begin Records for the task
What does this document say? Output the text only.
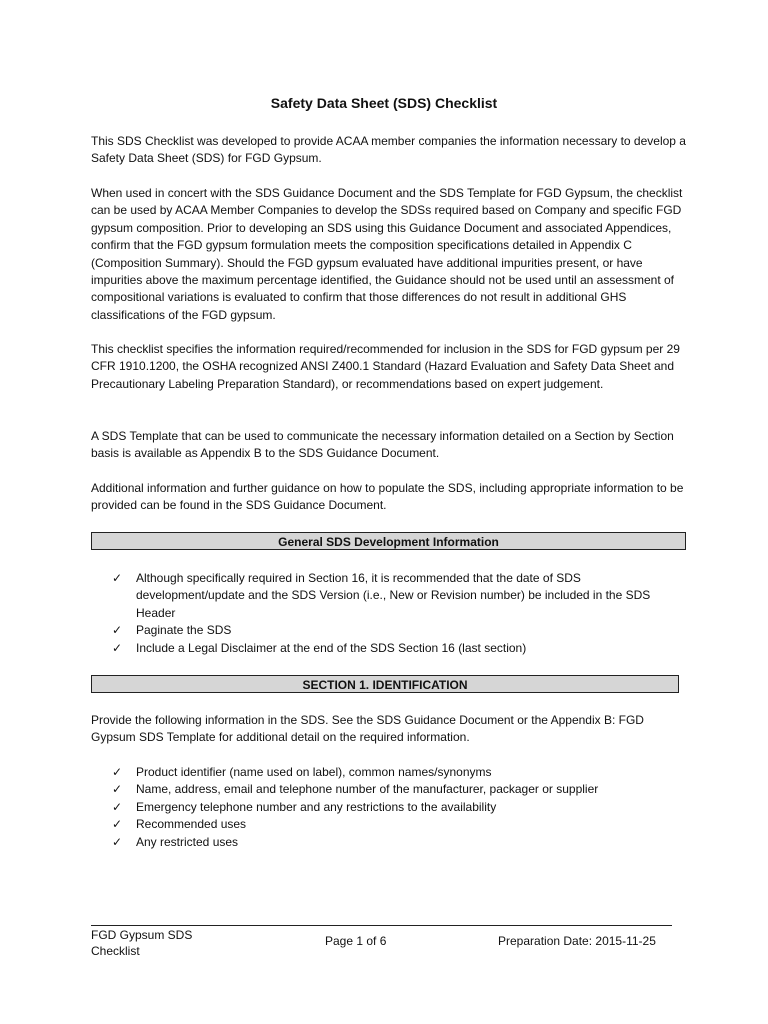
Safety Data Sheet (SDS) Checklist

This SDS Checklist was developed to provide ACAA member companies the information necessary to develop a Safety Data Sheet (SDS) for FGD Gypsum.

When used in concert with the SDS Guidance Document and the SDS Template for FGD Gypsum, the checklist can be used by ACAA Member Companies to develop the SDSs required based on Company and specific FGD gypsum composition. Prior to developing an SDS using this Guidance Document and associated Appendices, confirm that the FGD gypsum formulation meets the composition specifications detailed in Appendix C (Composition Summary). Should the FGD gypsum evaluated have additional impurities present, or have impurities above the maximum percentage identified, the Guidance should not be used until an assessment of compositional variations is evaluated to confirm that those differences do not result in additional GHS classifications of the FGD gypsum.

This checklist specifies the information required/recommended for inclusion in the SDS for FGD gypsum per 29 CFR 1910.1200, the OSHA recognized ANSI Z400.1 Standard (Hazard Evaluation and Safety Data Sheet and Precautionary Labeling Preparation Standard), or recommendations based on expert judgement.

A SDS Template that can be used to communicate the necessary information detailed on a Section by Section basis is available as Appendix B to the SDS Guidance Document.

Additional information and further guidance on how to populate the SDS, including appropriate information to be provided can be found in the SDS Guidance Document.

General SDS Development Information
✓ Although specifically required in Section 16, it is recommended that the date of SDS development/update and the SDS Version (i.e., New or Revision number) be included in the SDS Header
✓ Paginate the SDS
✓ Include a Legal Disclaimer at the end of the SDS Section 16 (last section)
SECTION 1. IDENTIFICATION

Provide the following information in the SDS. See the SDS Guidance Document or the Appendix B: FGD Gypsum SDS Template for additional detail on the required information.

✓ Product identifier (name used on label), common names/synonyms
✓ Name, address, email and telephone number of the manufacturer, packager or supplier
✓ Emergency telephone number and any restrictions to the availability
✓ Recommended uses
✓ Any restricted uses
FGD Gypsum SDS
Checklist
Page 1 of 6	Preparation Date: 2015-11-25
end Records for the task
(To do): Using the data above, say how many lines include "telephone". No other reply is needed.

(Final result): 2